▶ _WHAT YOU HAVE TO DO_:
Leave out the pictures and reproduce all of the data exactly.

[Records excerpted from a collection]
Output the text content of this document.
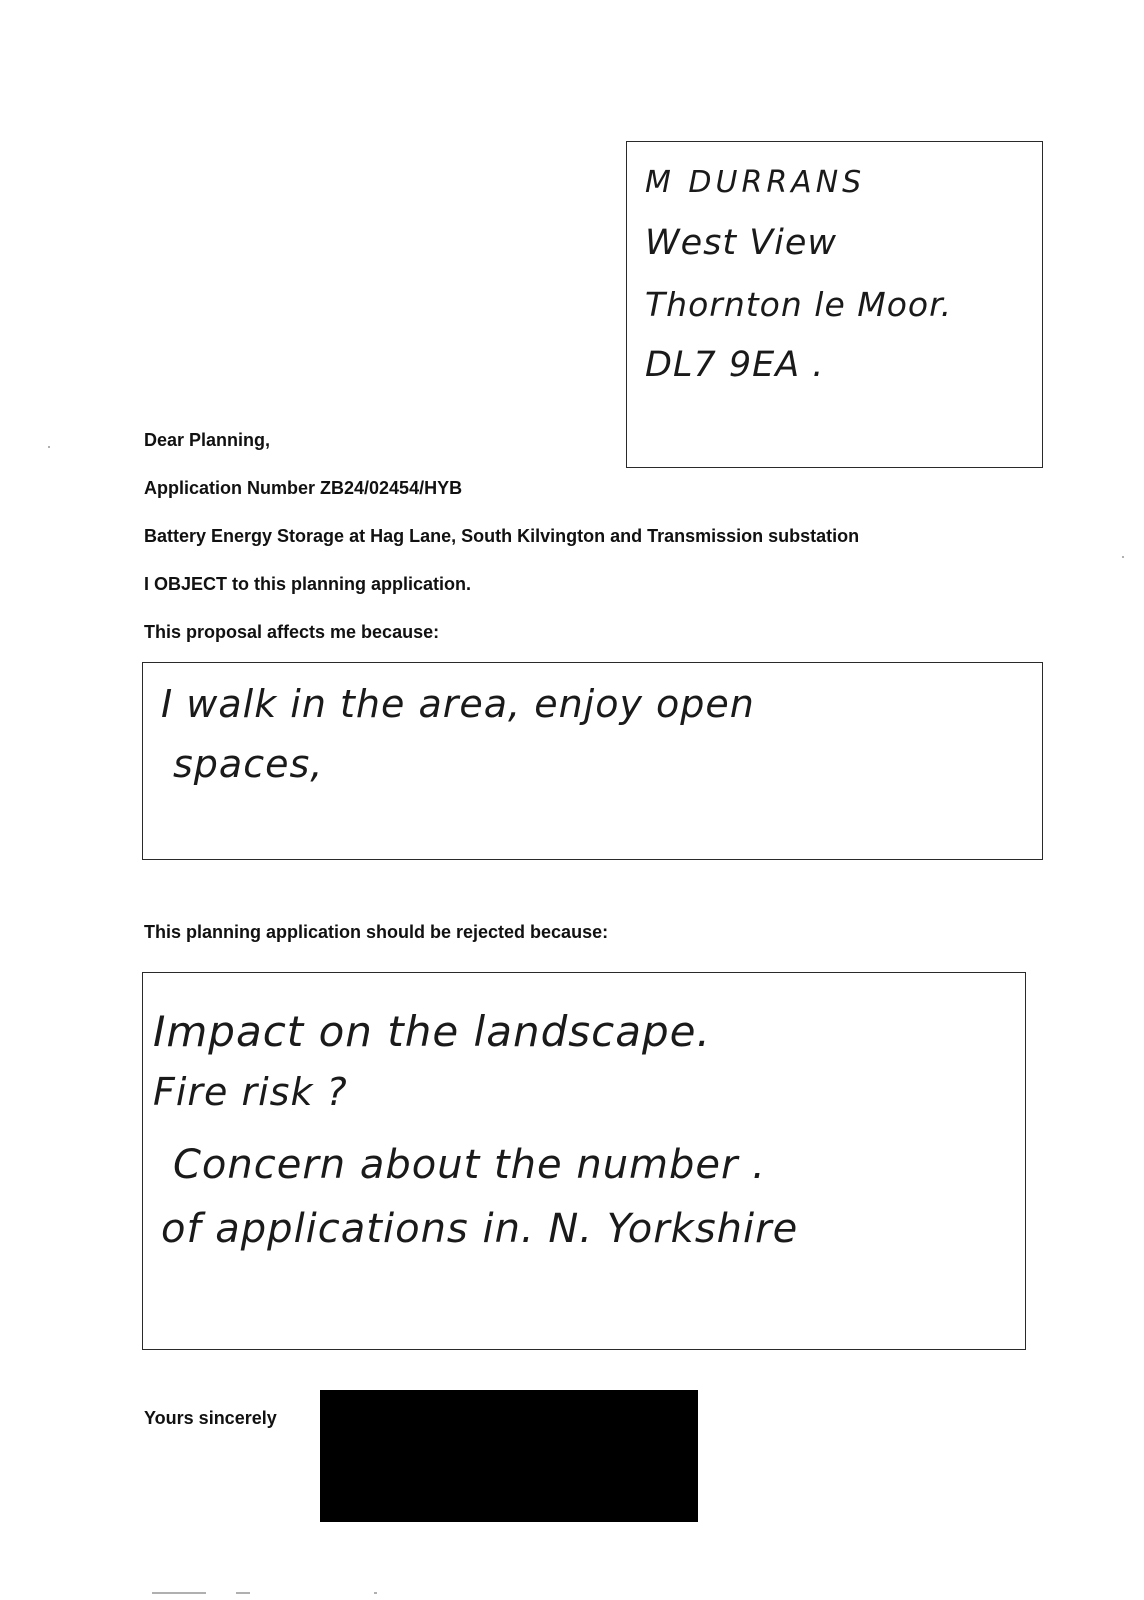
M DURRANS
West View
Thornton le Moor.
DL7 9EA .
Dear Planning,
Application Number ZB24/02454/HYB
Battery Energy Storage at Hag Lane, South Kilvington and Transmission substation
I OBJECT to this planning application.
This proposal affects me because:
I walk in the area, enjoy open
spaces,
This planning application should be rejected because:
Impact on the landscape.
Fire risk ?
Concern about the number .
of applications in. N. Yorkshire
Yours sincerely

▶ _TASK SOLUTION_:
Output the text content of this document.
M DURRANS
West View
Thornton le Moor.
DL7 9EA .
Dear Planning,
Application Number ZB24/02454/HYB
Battery Energy Storage at Hag Lane, South Kilvington and Transmission substation
I OBJECT to this planning application.
This proposal affects me because:
I walk in the area, enjoy open
spaces,
This planning application should be rejected because:
Impact on the landscape.
Fire risk ?
Concern about the number .
of applications in. N. Yorkshire
Yours sincerely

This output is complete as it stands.